The records below must be duplicated exactly, character for character.

Part of a data file:
--- START ---

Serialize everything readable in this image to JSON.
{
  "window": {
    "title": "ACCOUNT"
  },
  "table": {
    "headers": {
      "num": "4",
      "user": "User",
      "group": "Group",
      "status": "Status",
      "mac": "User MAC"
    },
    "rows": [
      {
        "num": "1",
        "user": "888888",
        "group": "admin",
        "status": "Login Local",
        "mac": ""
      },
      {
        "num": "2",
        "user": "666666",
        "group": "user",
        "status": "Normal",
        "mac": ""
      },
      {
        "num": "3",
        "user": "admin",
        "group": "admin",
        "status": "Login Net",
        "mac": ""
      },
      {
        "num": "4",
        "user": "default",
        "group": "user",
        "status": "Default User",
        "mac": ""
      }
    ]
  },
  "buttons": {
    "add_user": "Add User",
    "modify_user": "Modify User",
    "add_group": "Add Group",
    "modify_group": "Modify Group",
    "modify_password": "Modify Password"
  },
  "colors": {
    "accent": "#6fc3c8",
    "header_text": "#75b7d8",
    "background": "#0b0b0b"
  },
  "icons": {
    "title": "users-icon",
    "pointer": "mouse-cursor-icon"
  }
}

--- END ---

### Exercise response
Serialize everything readable in this image to JSON.
{
  "window": {
    "title": "ACCOUNT"
  },
  "table": {
    "headers": {
      "num": "4",
      "user": "User",
      "group": "Group",
      "status": "Status",
      "mac": "User MAC"
    },
    "rows": [
      {
        "num": "1",
        "user": "888888",
        "group": "admin",
        "status": "Login Local",
        "mac": ""
      },
      {
        "num": "2",
        "user": "666666",
        "group": "user",
        "status": "Normal",
        "mac": ""
      },
      {
        "num": "3",
        "user": "admin",
        "group": "admin",
        "status": "Login Net",
        "mac": ""
      },
      {
        "num": "4",
        "user": "default",
        "group": "user",
        "status": "Default User",
        "mac": ""
      }
    ]
  },
  "buttons": {
    "add_user": "Add User",
    "modify_user": "Modify User",
    "add_group": "Add Group",
    "modify_group": "Modify Group",
    "modify_password": "Modify Password"
  },
  "colors": {
    "accent": "#6fc3c8",
    "header_text": "#75b7d8",
    "background": "#0b0b0b"
  },
  "icons": {
    "title": "users-icon",
    "pointer": "mouse-cursor-icon"
  }
}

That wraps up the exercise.